◆ Set problem
Lines containing the string "这个长方体的表面积是" are to be counted; report only how many there are.

——

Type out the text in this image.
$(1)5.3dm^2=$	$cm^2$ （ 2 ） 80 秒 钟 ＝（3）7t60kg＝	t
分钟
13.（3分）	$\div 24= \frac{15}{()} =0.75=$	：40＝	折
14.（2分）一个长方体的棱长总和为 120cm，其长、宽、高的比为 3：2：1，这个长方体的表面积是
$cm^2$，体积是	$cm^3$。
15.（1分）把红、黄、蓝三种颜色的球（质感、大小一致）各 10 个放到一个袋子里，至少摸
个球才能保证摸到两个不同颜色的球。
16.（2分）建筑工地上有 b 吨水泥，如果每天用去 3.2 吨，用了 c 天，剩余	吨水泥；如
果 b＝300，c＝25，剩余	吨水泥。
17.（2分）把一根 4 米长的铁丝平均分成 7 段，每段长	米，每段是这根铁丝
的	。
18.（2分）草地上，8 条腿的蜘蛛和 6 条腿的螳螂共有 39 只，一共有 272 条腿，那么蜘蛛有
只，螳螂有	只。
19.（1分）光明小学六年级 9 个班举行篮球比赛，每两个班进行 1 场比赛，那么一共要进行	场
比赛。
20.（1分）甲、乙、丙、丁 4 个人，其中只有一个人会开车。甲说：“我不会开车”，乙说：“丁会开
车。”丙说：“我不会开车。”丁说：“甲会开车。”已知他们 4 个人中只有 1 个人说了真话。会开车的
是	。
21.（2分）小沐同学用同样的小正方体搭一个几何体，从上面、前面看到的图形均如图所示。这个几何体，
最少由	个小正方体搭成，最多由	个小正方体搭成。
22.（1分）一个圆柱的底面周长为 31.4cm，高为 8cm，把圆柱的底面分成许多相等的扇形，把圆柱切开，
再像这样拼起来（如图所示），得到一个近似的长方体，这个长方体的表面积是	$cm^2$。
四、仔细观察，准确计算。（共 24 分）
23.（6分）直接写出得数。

——

◆ Final result
2